● **Source data**:
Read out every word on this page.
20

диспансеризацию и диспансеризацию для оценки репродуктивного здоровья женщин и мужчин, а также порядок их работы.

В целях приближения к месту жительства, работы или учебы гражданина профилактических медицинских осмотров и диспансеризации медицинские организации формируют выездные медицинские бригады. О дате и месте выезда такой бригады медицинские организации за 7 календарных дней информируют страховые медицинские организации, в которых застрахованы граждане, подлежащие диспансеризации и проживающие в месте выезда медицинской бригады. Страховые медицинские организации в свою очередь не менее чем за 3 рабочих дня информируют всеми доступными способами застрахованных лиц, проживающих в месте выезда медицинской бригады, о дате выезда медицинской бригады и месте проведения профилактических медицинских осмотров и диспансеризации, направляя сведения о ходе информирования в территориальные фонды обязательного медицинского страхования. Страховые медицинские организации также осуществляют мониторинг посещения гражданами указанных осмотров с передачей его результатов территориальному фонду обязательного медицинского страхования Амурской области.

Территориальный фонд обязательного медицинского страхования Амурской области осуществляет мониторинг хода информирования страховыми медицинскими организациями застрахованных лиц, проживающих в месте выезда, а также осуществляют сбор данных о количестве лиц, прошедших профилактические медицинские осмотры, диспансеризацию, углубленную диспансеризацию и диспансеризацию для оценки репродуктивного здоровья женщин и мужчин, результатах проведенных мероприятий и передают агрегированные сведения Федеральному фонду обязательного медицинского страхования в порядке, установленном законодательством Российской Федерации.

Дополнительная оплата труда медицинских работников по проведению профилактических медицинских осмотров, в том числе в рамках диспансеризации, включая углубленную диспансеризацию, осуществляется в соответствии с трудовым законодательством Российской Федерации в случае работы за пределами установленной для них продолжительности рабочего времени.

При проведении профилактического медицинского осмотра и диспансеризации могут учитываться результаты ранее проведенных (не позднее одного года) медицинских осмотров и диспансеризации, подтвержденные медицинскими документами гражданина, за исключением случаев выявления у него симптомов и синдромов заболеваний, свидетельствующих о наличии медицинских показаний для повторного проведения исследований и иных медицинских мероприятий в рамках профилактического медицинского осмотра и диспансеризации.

● **Exercise**:
Copy each line that holds the word "оценки".

● **Task answer**:
диспансеризацию и диспансеризацию для оценки репродуктивного здоровья женщин и мужчин, а также порядок их работы.
Территориальный фонд обязательного медицинского страхования Амурской области осуществляет мониторинг хода информирования страховыми медицинскими организациями застрахованных лиц, проживающих в месте выезда, а также осуществляют сбор данных о количестве лиц, прошедших профилактические медицинские осмотры, диспансеризацию, углубленную диспансеризацию и диспансеризацию для оценки репродуктивного здоровья женщин и мужчин, результатах проведенных мероприятий и передают агрегированные сведения Федеральному фонду обязательного медицинского страхования в порядке, установленном законодательством Российской Федерации.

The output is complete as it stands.